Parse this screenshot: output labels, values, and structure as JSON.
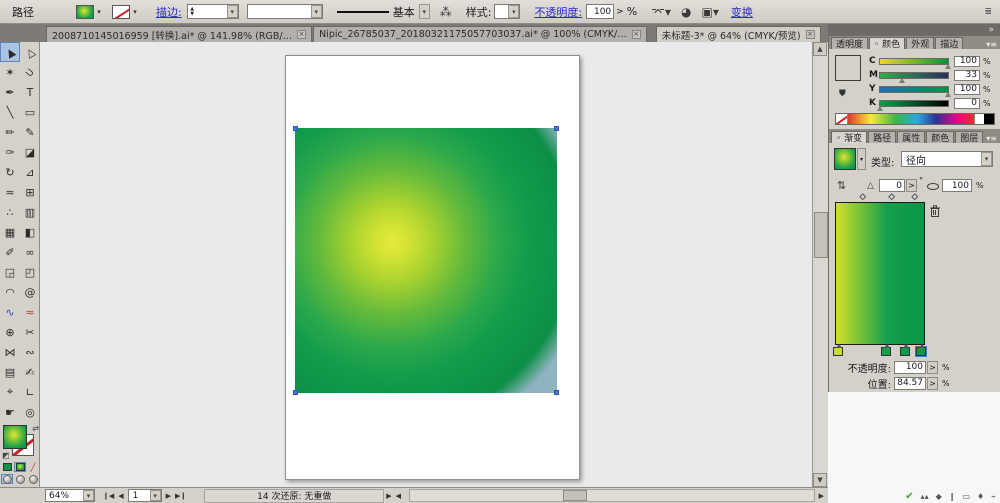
{
  "control_bar": {
    "selection_label": "路径",
    "stroke_label": "描边:",
    "brush_def": "基本",
    "style_label": "样式:",
    "opacity_label": "不透明度:",
    "opacity_value": "100",
    "percent": "%",
    "popup_arrow": ">",
    "transform_label": "变换",
    "menu_icon_glyph": "≣"
  },
  "document_tabs": [
    {
      "label": "2008710145016959 [转换].ai* @ 141.98% (RGB/…",
      "active": false
    },
    {
      "label": "Nipic_26785037_20180321175057703037.ai* @ 100% (CMYK/…",
      "active": false
    },
    {
      "label": "未标题-3* @ 64% (CMYK/预览)",
      "active": true
    }
  ],
  "close_glyph": "×",
  "dock_collapse_glyph": "»",
  "panel_menu_glyph": "▾≡",
  "toolbar": {
    "tools": [
      {
        "name": "selection-tool",
        "glyph": "▲",
        "rot": -30,
        "active": true
      },
      {
        "name": "direct-selection-tool",
        "glyph": "△",
        "rot": -30
      },
      {
        "name": "magic-wand-tool",
        "glyph": "✶"
      },
      {
        "name": "lasso-tool",
        "glyph": "⊃",
        "rot": 40
      },
      {
        "name": "pen-tool",
        "glyph": "✒"
      },
      {
        "name": "type-tool",
        "glyph": "T"
      },
      {
        "name": "line-segment-tool",
        "glyph": "╲"
      },
      {
        "name": "rectangle-tool",
        "glyph": "▭"
      },
      {
        "name": "paintbrush-tool",
        "glyph": "✏"
      },
      {
        "name": "pencil-tool",
        "glyph": "✎"
      },
      {
        "name": "blob-brush-tool",
        "glyph": "✑"
      },
      {
        "name": "eraser-tool",
        "glyph": "◪"
      },
      {
        "name": "rotate-tool",
        "glyph": "↻"
      },
      {
        "name": "scale-tool",
        "glyph": "⊿"
      },
      {
        "name": "width-tool",
        "glyph": "≈"
      },
      {
        "name": "free-transform-tool",
        "glyph": "⊞"
      },
      {
        "name": "symbol-sprayer-tool",
        "glyph": "∴"
      },
      {
        "name": "column-graph-tool",
        "glyph": "▥"
      },
      {
        "name": "mesh-tool",
        "glyph": "▦"
      },
      {
        "name": "gradient-tool",
        "glyph": "◧"
      },
      {
        "name": "eyedropper-tool",
        "glyph": "✐"
      },
      {
        "name": "blend-tool",
        "glyph": "∞"
      },
      {
        "name": "live-paint-bucket-tool",
        "glyph": "◲"
      },
      {
        "name": "live-paint-selection-tool",
        "glyph": "◰"
      },
      {
        "name": "arc-tool",
        "glyph": "◠"
      },
      {
        "name": "spiral-tool",
        "glyph": "@"
      },
      {
        "name": "line-graph-tool",
        "glyph": "∿",
        "color": "#2a4fc0"
      },
      {
        "name": "wave-tool",
        "glyph": "≈",
        "color": "#c03a2a"
      },
      {
        "name": "artboard-tool",
        "glyph": "⊕"
      },
      {
        "name": "slice-tool",
        "glyph": "✂"
      },
      {
        "name": "warp-tool",
        "glyph": "⋈"
      },
      {
        "name": "wrinkle-tool",
        "glyph": "∾"
      },
      {
        "name": "grid-tool",
        "glyph": "▤"
      },
      {
        "name": "shape-builder-tool",
        "glyph": "✍"
      },
      {
        "name": "measure-tool",
        "glyph": "⌖"
      },
      {
        "name": "ruler-tool",
        "glyph": "∟"
      },
      {
        "name": "hand-tool",
        "glyph": "☛"
      },
      {
        "name": "zoom-tool",
        "glyph": "◎"
      }
    ],
    "swap_glyph": "⇄",
    "mini_swatch_glyph": "◩",
    "none_glyph": "╱"
  },
  "color_panel": {
    "tabs": [
      {
        "label": "透明度",
        "active": false
      },
      {
        "label": "颜色",
        "active": true
      },
      {
        "label": "外观",
        "active": false
      },
      {
        "label": "描边",
        "active": false
      }
    ],
    "channels": [
      {
        "label": "C",
        "value": "100",
        "pos": 100,
        "track": [
          "#f0d915",
          "#00963f"
        ]
      },
      {
        "label": "M",
        "value": "33",
        "pos": 33,
        "track": [
          "#2fae4a",
          "#2b2b60"
        ]
      },
      {
        "label": "Y",
        "value": "100",
        "pos": 100,
        "track": [
          "#1e6fb5",
          "#00963f"
        ]
      },
      {
        "label": "K",
        "value": "0",
        "pos": 0,
        "track": [
          "#00a44c",
          "#000000"
        ]
      }
    ],
    "percent": "%"
  },
  "gradient_panel": {
    "tabs": [
      {
        "label": "渐变",
        "active": true
      },
      {
        "label": "路径",
        "active": false
      },
      {
        "label": "属性",
        "active": false
      },
      {
        "label": "颜色",
        "active": false
      },
      {
        "label": "图层",
        "active": false
      }
    ],
    "type_label": "类型:",
    "type_value": "径向",
    "reverse_glyph": "⇅",
    "angle_glyph": "△",
    "angle_value": "0",
    "degree": "°",
    "aspect_value": "100",
    "percent": "%",
    "popup_arrow": ">",
    "midpoints": [
      30,
      62,
      88
    ],
    "stops": [
      {
        "pos": 3,
        "color": "#c9dd2a",
        "selected": false
      },
      {
        "pos": 57,
        "color": "#17a04c",
        "selected": false
      },
      {
        "pos": 78,
        "color": "#0f9a4a",
        "selected": false
      },
      {
        "pos": 96,
        "color": "#0d9748",
        "selected": true
      }
    ],
    "opacity_label": "不透明度:",
    "opacity_value": "100",
    "position_label": "位置:",
    "position_value": "84.57"
  },
  "canvas": {
    "object_base_color": "#8fb3c0",
    "object_gradient_stops": [
      "#e5ea3e 0%",
      "#d3e335 8%",
      "#a8d22f 20%",
      "#63ba3c 36%",
      "#2ba84b 52%",
      "#129c4b 66%",
      "#0e9449 80%",
      "#0c8f46 88%",
      "rgba(12,143,70,0) 98%"
    ],
    "thumb_gradient_stops": [
      "#e0e636 0%",
      "#7cc437 35%",
      "#18a04c 70%, #0c8f46 100%"
    ]
  },
  "status_bar": {
    "zoom_value": "64%",
    "artboard_value": "1",
    "undo_status": "14 次还原: 无重做"
  },
  "colors": {
    "accent_blue_link": "#2929cc",
    "selection_handle": "#4a77d8",
    "swatch_green": "#0f9448"
  }
}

TASK DESCRIPTION: Every entry above should be duplicated exactly. Do not include the images.

OUTPUT FOR THIS EXERCISE:
Parse this screenshot: output labels, values, and structure as JSON.
{
  "control_bar": {
    "selection_label": "路径",
    "stroke_label": "描边:",
    "brush_def": "基本",
    "style_label": "样式:",
    "opacity_label": "不透明度:",
    "opacity_value": "100",
    "percent": "%",
    "popup_arrow": ">",
    "transform_label": "变换",
    "menu_icon_glyph": "≣"
  },
  "document_tabs": [
    {
      "label": "2008710145016959 [转换].ai* @ 141.98% (RGB/…",
      "active": false
    },
    {
      "label": "Nipic_26785037_20180321175057703037.ai* @ 100% (CMYK/…",
      "active": false
    },
    {
      "label": "未标题-3* @ 64% (CMYK/预览)",
      "active": true
    }
  ],
  "close_glyph": "×",
  "dock_collapse_glyph": "»",
  "panel_menu_glyph": "▾≡",
  "toolbar": {
    "tools": [
      {
        "name": "selection-tool",
        "glyph": "▲",
        "rot": -30,
        "active": true
      },
      {
        "name": "direct-selection-tool",
        "glyph": "△",
        "rot": -30
      },
      {
        "name": "magic-wand-tool",
        "glyph": "✶"
      },
      {
        "name": "lasso-tool",
        "glyph": "⊃",
        "rot": 40
      },
      {
        "name": "pen-tool",
        "glyph": "✒"
      },
      {
        "name": "type-tool",
        "glyph": "T"
      },
      {
        "name": "line-segment-tool",
        "glyph": "╲"
      },
      {
        "name": "rectangle-tool",
        "glyph": "▭"
      },
      {
        "name": "paintbrush-tool",
        "glyph": "✏"
      },
      {
        "name": "pencil-tool",
        "glyph": "✎"
      },
      {
        "name": "blob-brush-tool",
        "glyph": "✑"
      },
      {
        "name": "eraser-tool",
        "glyph": "◪"
      },
      {
        "name": "rotate-tool",
        "glyph": "↻"
      },
      {
        "name": "scale-tool",
        "glyph": "⊿"
      },
      {
        "name": "width-tool",
        "glyph": "≈"
      },
      {
        "name": "free-transform-tool",
        "glyph": "⊞"
      },
      {
        "name": "symbol-sprayer-tool",
        "glyph": "∴"
      },
      {
        "name": "column-graph-tool",
        "glyph": "▥"
      },
      {
        "name": "mesh-tool",
        "glyph": "▦"
      },
      {
        "name": "gradient-tool",
        "glyph": "◧"
      },
      {
        "name": "eyedropper-tool",
        "glyph": "✐"
      },
      {
        "name": "blend-tool",
        "glyph": "∞"
      },
      {
        "name": "live-paint-bucket-tool",
        "glyph": "◲"
      },
      {
        "name": "live-paint-selection-tool",
        "glyph": "◰"
      },
      {
        "name": "arc-tool",
        "glyph": "◠"
      },
      {
        "name": "spiral-tool",
        "glyph": "@"
      },
      {
        "name": "line-graph-tool",
        "glyph": "∿",
        "color": "#2a4fc0"
      },
      {
        "name": "wave-tool",
        "glyph": "≈",
        "color": "#c03a2a"
      },
      {
        "name": "artboard-tool",
        "glyph": "⊕"
      },
      {
        "name": "slice-tool",
        "glyph": "✂"
      },
      {
        "name": "warp-tool",
        "glyph": "⋈"
      },
      {
        "name": "wrinkle-tool",
        "glyph": "∾"
      },
      {
        "name": "grid-tool",
        "glyph": "▤"
      },
      {
        "name": "shape-builder-tool",
        "glyph": "✍"
      },
      {
        "name": "measure-tool",
        "glyph": "⌖"
      },
      {
        "name": "ruler-tool",
        "glyph": "∟"
      },
      {
        "name": "hand-tool",
        "glyph": "☛"
      },
      {
        "name": "zoom-tool",
        "glyph": "◎"
      }
    ],
    "swap_glyph": "⇄",
    "mini_swatch_glyph": "◩",
    "none_glyph": "╱"
  },
  "color_panel": {
    "tabs": [
      {
        "label": "透明度",
        "active": false
      },
      {
        "label": "颜色",
        "active": true
      },
      {
        "label": "外观",
        "active": false
      },
      {
        "label": "描边",
        "active": false
      }
    ],
    "channels": [
      {
        "label": "C",
        "value": "100",
        "pos": 100,
        "track": [
          "#f0d915",
          "#00963f"
        ]
      },
      {
        "label": "M",
        "value": "33",
        "pos": 33,
        "track": [
          "#2fae4a",
          "#2b2b60"
        ]
      },
      {
        "label": "Y",
        "value": "100",
        "pos": 100,
        "track": [
          "#1e6fb5",
          "#00963f"
        ]
      },
      {
        "label": "K",
        "value": "0",
        "pos": 0,
        "track": [
          "#00a44c",
          "#000000"
        ]
      }
    ],
    "percent": "%"
  },
  "gradient_panel": {
    "tabs": [
      {
        "label": "渐变",
        "active": true
      },
      {
        "label": "路径",
        "active": false
      },
      {
        "label": "属性",
        "active": false
      },
      {
        "label": "颜色",
        "active": false
      },
      {
        "label": "图层",
        "active": false
      }
    ],
    "type_label": "类型:",
    "type_value": "径向",
    "reverse_glyph": "⇅",
    "angle_glyph": "△",
    "angle_value": "0",
    "degree": "°",
    "aspect_value": "100",
    "percent": "%",
    "popup_arrow": ">",
    "midpoints": [
      30,
      62,
      88
    ],
    "stops": [
      {
        "pos": 3,
        "color": "#c9dd2a",
        "selected": false
      },
      {
        "pos": 57,
        "color": "#17a04c",
        "selected": false
      },
      {
        "pos": 78,
        "color": "#0f9a4a",
        "selected": false
      },
      {
        "pos": 96,
        "color": "#0d9748",
        "selected": true
      }
    ],
    "opacity_label": "不透明度:",
    "opacity_value": "100",
    "position_label": "位置:",
    "position_value": "84.57"
  },
  "canvas": {
    "object_base_color": "#8fb3c0",
    "object_gradient_stops": [
      "#e5ea3e 0%",
      "#d3e335 8%",
      "#a8d22f 20%",
      "#63ba3c 36%",
      "#2ba84b 52%",
      "#129c4b 66%",
      "#0e9449 80%",
      "#0c8f46 88%",
      "rgba(12,143,70,0) 98%"
    ],
    "thumb_gradient_stops": [
      "#e0e636 0%",
      "#7cc437 35%",
      "#18a04c 70%, #0c8f46 100%"
    ]
  },
  "status_bar": {
    "zoom_value": "64%",
    "artboard_value": "1",
    "undo_status": "14 次还原: 无重做"
  },
  "colors": {
    "accent_blue_link": "#2929cc",
    "selection_handle": "#4a77d8",
    "swatch_green": "#0f9448"
  }
}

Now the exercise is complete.